* [Written request] State how many lines hold the word "sweet", with no other words.

* [Saved data entries]
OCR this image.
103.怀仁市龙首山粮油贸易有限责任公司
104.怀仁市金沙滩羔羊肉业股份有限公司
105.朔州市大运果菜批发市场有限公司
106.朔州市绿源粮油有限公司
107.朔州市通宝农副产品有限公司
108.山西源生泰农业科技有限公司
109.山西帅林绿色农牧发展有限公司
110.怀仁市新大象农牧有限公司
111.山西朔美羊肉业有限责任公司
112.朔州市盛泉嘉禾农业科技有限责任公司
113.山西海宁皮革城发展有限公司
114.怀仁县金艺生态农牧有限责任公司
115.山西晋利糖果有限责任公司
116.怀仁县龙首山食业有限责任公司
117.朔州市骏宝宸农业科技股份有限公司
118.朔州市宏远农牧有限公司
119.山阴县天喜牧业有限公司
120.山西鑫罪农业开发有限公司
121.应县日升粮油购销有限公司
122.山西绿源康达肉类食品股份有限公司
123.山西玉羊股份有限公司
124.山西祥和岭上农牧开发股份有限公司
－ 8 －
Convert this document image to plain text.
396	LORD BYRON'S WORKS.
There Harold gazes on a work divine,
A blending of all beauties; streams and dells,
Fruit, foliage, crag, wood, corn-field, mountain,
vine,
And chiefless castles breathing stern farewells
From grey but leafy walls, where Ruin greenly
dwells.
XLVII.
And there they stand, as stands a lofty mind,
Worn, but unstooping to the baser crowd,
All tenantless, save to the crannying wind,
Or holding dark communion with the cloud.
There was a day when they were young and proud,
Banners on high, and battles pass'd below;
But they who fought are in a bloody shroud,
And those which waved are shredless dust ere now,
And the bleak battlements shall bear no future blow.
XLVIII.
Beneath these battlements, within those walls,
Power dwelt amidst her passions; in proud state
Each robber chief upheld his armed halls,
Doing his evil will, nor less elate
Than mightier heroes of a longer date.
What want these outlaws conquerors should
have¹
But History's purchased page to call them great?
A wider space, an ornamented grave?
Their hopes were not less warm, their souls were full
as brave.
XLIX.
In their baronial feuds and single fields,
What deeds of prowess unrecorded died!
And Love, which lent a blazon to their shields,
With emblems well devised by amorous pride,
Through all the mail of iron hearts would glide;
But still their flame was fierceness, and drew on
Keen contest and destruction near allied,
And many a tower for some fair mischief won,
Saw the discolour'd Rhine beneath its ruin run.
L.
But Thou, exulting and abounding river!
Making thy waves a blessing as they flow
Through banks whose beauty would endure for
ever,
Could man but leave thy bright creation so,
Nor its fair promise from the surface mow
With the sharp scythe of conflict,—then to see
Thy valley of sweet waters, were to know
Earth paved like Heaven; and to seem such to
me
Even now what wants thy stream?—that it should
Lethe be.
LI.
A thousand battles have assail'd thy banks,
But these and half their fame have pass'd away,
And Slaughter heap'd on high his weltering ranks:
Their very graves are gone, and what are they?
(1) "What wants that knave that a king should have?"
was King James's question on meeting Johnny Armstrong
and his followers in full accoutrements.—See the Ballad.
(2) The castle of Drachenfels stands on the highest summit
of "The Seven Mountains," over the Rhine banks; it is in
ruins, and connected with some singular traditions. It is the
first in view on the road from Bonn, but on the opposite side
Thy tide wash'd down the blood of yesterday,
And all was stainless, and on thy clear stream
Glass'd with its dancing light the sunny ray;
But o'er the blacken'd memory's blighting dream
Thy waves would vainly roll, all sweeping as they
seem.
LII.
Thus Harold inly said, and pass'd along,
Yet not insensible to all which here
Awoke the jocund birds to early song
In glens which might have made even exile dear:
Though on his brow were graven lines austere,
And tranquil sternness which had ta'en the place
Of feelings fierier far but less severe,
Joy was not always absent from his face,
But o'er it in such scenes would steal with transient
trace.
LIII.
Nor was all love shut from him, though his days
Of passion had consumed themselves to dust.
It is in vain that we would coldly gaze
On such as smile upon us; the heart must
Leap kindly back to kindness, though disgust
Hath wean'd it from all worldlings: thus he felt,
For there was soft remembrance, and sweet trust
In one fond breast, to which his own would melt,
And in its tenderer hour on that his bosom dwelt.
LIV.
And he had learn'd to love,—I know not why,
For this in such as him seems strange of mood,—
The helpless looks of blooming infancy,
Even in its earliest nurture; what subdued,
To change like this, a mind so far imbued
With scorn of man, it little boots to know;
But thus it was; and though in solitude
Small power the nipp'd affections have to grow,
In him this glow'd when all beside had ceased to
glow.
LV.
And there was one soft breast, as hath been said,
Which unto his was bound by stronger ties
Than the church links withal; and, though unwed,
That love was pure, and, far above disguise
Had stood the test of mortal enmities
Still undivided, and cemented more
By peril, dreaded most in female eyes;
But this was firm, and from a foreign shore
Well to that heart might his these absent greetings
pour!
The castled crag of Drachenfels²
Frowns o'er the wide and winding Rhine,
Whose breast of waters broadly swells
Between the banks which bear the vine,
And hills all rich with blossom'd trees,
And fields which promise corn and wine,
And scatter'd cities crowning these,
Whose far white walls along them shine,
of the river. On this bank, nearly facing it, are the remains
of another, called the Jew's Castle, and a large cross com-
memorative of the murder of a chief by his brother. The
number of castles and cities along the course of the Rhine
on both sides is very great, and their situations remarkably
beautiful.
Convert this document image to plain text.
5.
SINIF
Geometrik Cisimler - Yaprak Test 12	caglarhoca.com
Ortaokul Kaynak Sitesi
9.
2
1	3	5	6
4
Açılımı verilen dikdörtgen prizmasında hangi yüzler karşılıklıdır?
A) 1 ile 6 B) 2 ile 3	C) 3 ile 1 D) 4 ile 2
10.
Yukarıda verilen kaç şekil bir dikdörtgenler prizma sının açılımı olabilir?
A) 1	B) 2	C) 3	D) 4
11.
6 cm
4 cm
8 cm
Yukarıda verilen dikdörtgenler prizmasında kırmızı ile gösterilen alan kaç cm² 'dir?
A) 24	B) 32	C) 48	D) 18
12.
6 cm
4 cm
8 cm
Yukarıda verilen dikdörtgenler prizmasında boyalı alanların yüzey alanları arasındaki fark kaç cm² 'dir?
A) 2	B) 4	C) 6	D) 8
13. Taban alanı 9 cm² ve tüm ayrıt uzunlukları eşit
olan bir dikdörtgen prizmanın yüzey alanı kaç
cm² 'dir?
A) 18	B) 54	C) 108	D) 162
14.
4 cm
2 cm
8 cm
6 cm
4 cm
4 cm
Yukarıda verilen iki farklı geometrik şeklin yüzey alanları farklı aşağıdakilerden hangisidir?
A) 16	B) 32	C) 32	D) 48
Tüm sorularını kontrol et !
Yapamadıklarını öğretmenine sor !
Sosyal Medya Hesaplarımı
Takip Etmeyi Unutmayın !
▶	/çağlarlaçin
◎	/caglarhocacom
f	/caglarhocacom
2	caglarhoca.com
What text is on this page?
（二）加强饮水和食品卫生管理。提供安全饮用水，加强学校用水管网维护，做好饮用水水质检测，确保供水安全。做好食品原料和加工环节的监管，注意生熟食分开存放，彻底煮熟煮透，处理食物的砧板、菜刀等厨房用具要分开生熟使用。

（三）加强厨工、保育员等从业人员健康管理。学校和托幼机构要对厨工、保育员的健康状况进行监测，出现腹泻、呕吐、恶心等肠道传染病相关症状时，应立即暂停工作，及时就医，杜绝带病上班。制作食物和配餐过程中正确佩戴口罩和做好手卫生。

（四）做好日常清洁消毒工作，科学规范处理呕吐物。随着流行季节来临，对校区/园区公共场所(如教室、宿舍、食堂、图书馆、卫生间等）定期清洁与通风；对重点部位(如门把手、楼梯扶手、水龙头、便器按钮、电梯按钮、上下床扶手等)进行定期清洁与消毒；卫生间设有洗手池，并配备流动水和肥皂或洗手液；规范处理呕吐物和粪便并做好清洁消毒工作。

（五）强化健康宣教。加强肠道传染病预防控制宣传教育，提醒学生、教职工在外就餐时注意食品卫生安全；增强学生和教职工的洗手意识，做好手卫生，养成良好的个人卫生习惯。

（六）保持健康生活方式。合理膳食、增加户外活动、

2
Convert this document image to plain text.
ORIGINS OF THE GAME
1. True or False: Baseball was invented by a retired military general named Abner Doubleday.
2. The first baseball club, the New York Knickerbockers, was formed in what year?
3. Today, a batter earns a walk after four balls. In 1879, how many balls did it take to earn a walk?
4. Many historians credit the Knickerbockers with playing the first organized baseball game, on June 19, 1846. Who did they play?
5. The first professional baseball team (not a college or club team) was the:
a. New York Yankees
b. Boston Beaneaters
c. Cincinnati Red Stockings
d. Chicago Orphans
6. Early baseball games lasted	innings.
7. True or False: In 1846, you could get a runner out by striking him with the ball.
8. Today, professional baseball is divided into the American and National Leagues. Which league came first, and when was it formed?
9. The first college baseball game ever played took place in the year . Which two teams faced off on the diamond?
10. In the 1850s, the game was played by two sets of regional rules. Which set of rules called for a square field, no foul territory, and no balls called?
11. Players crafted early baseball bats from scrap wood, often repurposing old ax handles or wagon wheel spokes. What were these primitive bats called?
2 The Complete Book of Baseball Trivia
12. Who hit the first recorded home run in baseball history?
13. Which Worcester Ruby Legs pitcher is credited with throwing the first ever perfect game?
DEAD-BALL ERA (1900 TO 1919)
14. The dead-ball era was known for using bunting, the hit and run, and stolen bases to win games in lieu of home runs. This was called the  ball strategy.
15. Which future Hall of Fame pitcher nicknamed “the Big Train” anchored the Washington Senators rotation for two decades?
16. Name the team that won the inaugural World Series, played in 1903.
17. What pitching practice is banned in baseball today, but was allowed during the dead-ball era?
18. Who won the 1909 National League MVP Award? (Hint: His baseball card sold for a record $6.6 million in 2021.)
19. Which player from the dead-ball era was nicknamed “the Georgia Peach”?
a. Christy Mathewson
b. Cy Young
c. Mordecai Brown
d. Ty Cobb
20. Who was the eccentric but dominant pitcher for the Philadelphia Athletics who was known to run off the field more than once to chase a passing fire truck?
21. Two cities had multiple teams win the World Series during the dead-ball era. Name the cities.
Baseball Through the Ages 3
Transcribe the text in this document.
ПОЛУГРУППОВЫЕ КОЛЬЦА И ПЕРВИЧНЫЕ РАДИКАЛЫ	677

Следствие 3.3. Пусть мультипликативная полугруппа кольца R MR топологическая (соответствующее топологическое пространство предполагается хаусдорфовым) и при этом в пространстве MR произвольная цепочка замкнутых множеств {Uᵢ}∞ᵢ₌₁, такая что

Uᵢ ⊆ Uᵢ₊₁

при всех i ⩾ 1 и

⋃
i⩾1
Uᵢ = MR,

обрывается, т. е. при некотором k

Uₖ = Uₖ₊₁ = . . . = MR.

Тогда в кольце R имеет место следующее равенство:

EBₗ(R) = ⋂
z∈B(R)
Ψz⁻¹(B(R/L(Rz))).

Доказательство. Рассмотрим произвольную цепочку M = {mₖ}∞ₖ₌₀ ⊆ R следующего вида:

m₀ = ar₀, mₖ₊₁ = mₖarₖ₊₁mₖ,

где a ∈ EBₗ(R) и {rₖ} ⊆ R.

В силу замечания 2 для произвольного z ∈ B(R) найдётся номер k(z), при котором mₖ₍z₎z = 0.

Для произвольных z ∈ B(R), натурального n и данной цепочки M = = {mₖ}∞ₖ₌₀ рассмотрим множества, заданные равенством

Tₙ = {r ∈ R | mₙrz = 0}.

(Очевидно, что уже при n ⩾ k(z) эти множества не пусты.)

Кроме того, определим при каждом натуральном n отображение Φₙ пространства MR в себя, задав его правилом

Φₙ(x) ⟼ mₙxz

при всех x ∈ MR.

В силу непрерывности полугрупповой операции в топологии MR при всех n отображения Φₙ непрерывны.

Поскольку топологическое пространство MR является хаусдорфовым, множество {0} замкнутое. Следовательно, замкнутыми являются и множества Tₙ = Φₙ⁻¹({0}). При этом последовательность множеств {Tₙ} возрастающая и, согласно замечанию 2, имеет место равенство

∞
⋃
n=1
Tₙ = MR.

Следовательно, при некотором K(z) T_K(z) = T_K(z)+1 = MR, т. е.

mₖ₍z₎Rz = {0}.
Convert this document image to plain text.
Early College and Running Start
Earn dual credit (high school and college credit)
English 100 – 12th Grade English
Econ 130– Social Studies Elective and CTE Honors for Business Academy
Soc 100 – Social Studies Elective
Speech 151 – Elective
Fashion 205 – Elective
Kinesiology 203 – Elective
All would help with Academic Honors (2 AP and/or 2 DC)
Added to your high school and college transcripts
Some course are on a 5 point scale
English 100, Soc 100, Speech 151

* [Solution to this task] 2